*Task requirements*: Using the records below, locate all lines containing "объектов" and return them.

··· Stored records ···

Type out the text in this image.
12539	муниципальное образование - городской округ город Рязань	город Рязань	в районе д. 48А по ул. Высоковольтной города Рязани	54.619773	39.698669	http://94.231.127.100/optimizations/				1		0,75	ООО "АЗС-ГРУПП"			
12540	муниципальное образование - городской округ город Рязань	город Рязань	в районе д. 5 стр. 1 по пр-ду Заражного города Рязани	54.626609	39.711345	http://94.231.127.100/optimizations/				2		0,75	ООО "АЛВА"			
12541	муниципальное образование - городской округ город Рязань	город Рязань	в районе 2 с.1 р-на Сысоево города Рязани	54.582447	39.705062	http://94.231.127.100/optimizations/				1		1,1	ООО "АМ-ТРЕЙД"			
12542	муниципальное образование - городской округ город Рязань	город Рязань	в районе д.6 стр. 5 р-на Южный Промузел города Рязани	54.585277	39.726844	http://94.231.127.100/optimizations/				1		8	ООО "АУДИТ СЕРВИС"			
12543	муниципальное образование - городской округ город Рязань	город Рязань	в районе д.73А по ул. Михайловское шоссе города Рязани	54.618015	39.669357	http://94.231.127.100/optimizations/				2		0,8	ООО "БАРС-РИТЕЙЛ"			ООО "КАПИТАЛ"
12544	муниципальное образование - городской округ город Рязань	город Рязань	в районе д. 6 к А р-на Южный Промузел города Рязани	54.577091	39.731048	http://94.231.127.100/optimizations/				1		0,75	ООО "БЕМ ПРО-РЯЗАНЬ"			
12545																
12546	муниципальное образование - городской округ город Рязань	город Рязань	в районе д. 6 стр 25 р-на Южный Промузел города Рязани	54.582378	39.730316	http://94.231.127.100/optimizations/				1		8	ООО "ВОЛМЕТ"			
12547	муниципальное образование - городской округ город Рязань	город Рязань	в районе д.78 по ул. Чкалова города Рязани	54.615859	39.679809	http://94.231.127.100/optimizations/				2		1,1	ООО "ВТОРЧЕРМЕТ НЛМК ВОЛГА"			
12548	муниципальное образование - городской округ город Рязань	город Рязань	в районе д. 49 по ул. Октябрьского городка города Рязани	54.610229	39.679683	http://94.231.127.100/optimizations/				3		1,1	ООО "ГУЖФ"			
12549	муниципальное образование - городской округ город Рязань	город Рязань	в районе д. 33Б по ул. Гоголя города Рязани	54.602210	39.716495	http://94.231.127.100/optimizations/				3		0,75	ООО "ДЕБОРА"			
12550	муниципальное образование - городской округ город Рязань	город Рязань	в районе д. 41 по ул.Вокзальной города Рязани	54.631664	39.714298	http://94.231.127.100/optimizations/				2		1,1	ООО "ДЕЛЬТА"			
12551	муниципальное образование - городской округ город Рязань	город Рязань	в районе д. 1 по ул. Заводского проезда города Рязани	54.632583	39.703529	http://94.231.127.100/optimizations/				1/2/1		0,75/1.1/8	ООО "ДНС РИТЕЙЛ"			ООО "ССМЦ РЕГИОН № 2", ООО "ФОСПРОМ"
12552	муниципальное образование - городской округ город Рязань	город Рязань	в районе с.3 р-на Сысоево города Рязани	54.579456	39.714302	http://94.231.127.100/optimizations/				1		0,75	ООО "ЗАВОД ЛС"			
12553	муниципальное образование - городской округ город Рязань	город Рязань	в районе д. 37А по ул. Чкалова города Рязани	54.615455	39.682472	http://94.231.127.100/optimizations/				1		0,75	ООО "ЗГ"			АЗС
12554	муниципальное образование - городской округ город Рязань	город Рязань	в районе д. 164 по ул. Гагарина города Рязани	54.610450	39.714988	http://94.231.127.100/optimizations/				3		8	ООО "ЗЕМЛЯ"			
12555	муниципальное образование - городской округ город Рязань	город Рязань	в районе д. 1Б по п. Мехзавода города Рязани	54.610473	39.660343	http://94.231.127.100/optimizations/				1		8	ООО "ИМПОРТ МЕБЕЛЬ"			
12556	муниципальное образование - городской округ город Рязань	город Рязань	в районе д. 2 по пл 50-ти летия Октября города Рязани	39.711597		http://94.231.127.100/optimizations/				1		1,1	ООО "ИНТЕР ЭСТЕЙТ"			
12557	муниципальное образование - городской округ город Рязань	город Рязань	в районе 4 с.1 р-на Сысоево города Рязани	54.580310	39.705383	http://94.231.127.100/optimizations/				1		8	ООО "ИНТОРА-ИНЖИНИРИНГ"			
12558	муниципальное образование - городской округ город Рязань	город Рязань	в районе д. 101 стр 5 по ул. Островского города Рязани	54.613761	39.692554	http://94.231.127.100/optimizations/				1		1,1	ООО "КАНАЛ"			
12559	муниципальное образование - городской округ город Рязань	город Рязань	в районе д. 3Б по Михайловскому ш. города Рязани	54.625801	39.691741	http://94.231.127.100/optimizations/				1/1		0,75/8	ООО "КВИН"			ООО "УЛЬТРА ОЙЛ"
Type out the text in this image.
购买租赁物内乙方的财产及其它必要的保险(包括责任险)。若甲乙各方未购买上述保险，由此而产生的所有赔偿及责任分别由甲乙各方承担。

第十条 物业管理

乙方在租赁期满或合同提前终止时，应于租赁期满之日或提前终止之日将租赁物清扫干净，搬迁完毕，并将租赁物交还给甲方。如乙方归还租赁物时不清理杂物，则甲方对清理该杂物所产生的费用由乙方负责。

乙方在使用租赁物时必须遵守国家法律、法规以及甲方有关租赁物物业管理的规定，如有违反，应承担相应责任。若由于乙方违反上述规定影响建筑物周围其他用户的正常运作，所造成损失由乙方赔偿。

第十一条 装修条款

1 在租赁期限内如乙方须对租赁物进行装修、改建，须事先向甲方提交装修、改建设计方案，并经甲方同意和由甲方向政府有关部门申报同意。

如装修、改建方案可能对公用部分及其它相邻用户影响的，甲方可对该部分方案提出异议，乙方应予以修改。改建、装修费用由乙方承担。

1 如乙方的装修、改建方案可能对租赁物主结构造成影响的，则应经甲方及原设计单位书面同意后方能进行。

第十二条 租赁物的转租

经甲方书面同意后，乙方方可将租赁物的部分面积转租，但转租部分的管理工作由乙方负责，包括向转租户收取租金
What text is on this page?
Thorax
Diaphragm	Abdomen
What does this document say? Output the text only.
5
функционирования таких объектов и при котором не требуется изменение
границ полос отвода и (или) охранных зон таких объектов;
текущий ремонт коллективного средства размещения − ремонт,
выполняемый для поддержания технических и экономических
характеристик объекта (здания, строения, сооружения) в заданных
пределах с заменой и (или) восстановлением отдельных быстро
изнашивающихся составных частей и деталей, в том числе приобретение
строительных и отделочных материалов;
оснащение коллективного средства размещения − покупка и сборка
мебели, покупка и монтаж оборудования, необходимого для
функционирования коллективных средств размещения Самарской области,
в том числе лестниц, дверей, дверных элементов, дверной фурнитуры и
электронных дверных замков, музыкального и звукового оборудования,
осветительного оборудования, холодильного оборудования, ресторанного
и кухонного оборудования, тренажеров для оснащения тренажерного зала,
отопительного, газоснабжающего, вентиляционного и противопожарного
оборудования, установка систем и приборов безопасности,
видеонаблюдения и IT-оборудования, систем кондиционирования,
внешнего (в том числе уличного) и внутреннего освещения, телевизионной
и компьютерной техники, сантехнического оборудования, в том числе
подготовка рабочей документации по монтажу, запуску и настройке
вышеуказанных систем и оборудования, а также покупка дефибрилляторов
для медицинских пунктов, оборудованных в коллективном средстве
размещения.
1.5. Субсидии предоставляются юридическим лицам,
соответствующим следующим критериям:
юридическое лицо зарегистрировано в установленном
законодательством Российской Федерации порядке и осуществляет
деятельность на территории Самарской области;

···

*Final answer*:
функционирования таких объектов и при котором не требуется изменение
границ полос отвода и (или) охранных зон таких объектов;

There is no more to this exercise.